Source records
==*==

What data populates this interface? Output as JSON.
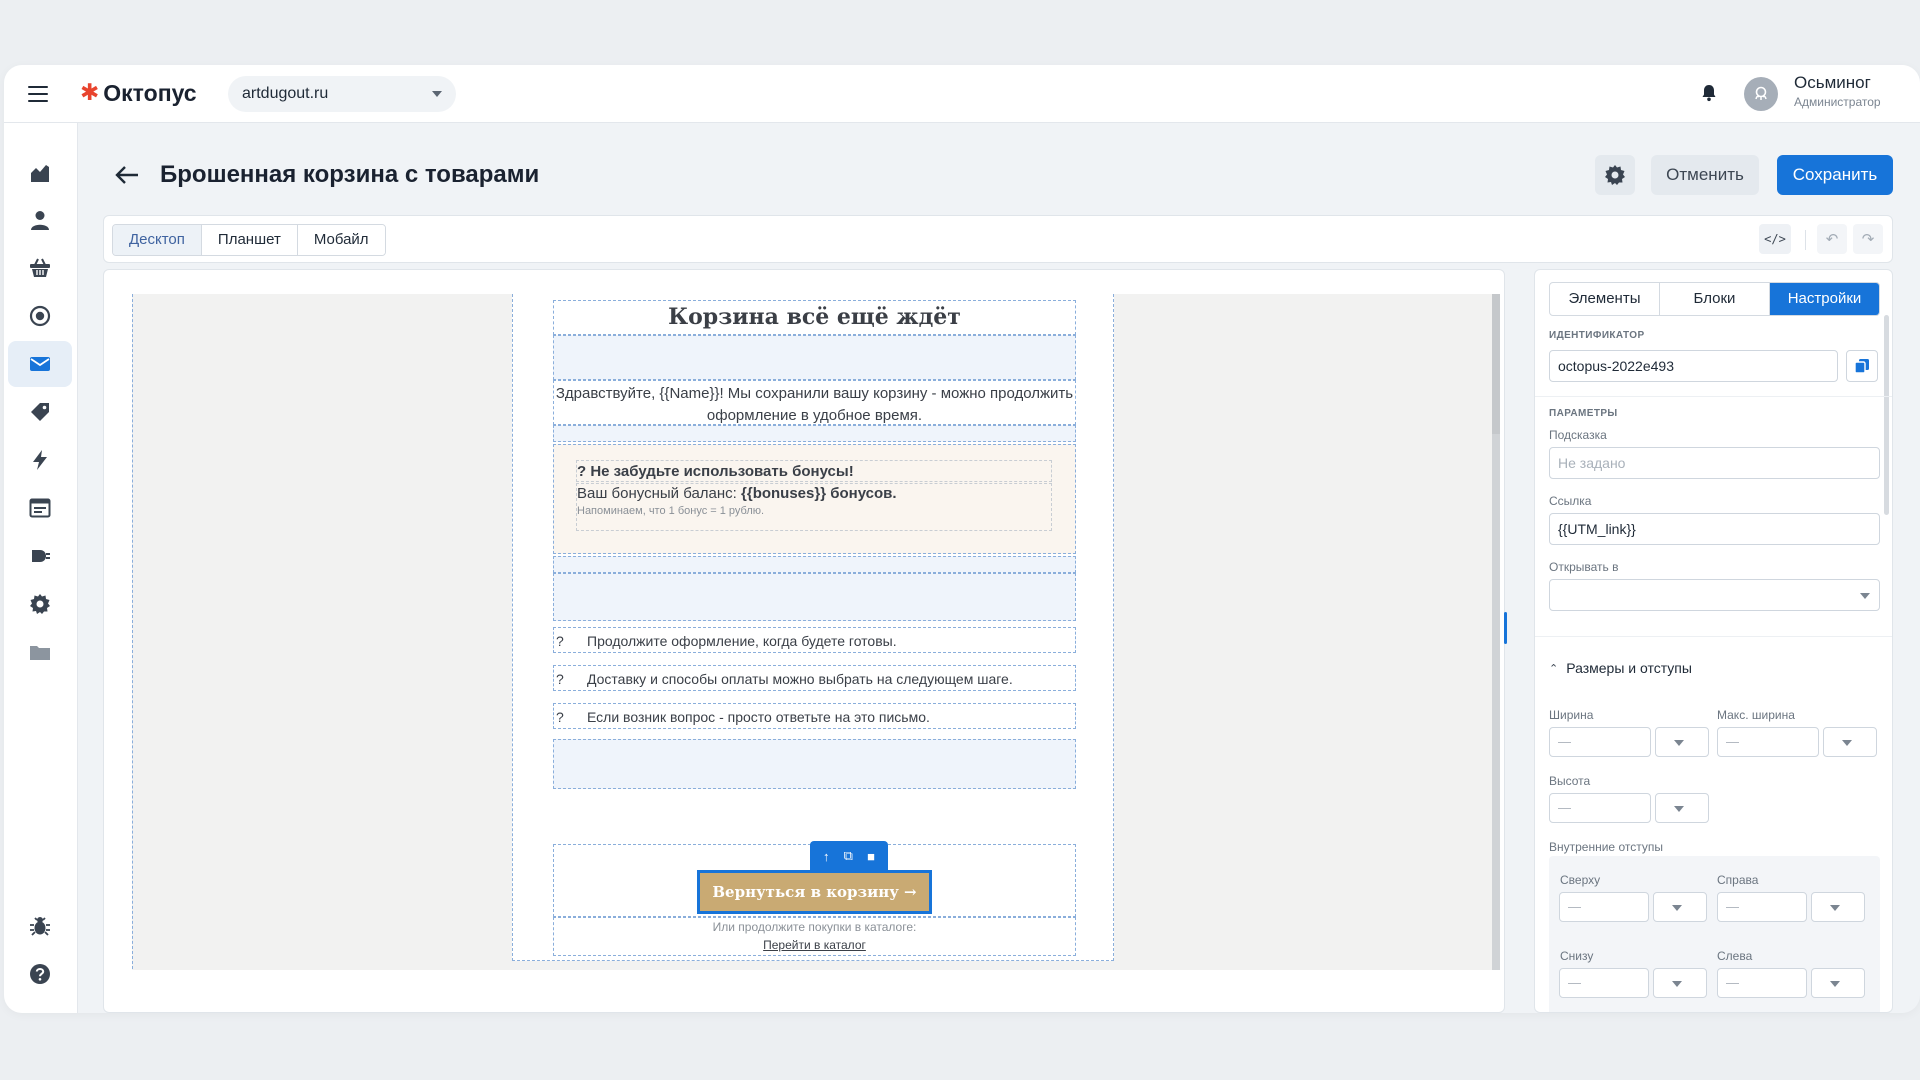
{
  "topbar": {
    "brand": "Октопус",
    "site": "artdugout.ru",
    "user_name": "Осьминог",
    "user_role": "Администратор"
  },
  "sidebar": {
    "items": [
      {
        "icon": "analytics-icon",
        "active": false
      },
      {
        "icon": "user-icon",
        "active": false
      },
      {
        "icon": "basket-icon",
        "active": false
      },
      {
        "icon": "target-icon",
        "active": false
      },
      {
        "icon": "mail-icon",
        "active": true
      },
      {
        "icon": "tag-icon",
        "active": false
      },
      {
        "icon": "lightning-icon",
        "active": false
      },
      {
        "icon": "form-icon",
        "active": false
      },
      {
        "icon": "plugin-icon",
        "active": false
      },
      {
        "icon": "gear-icon",
        "active": false
      },
      {
        "icon": "folder-icon",
        "active": false
      },
      {
        "icon": "bug-icon",
        "active": false
      },
      {
        "icon": "help-icon",
        "active": false
      }
    ]
  },
  "header": {
    "title": "Брошенная корзина с товарами",
    "cancel_label": "Отменить",
    "save_label": "Сохранить"
  },
  "device_tabs": {
    "desktop": "Десктоп",
    "tablet": "Планшет",
    "mobile": "Мобайл",
    "code_label": "</>"
  },
  "email": {
    "heading": "Корзина всё ещё ждёт",
    "greeting": "Здравствуйте, {{Name}}! Мы сохранили вашу корзину - можно продолжить оформление в удобное время.",
    "bonus_title": "? Не забудьте использовать бонусы!",
    "bonus_balance_prefix": "Ваш бонусный баланс: ",
    "bonus_balance_value": "{{bonuses}} бонусов.",
    "bonus_note": "Напоминаем, что 1 бонус = 1 рублю.",
    "list": [
      {
        "marker": "?",
        "text": "Продолжите оформление, когда будете готовы."
      },
      {
        "marker": "?",
        "text": "Доставку и способы оплаты можно выбрать на следующем шаге."
      },
      {
        "marker": "?",
        "text": "Если возник вопрос - просто ответьте на это письмо."
      }
    ],
    "cta": "Вернуться в корзину →",
    "catalog_note": "Или продолжите покупки в каталоге:",
    "catalog_link": "Перейти в каталог"
  },
  "settings": {
    "tabs": {
      "elements": "Элементы",
      "blocks": "Блоки",
      "settings": "Настройки"
    },
    "identifier_label": "ИДЕНТИФИКАТОР",
    "identifier_value": "octopus-2022e493",
    "params_label": "ПАРАМЕТРЫ",
    "hint_label": "Подсказка",
    "hint_placeholder": "Не задано",
    "link_label": "Ссылка",
    "link_value": "{{UTM_link}}",
    "open_in_label": "Открывать в",
    "sizes_section": "Размеры и отступы",
    "width_label": "Ширина",
    "max_width_label": "Макс. ширина",
    "height_label": "Высота",
    "padding_label": "Внутренние отступы",
    "top_label": "Сверху",
    "right_label": "Справа",
    "bottom_label": "Снизу",
    "left_label": "Слева",
    "empty_value": "—"
  },
  "colors": {
    "accent": "#1774d9",
    "brand_star": "#e8442e",
    "cta_fill": "#c9aa73",
    "guide": "#8aaedb"
  }
}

==*==

Prompt – Each line above that holds the string "можно" should be copied and shown.

Answer below –
    "greeting": "Здравствуйте, {{Name}}! Мы сохранили вашу корзину - можно продолжить оформление в удобное время.",
        "text": "Доставку и способы оплаты можно выбрать на следующем шаге."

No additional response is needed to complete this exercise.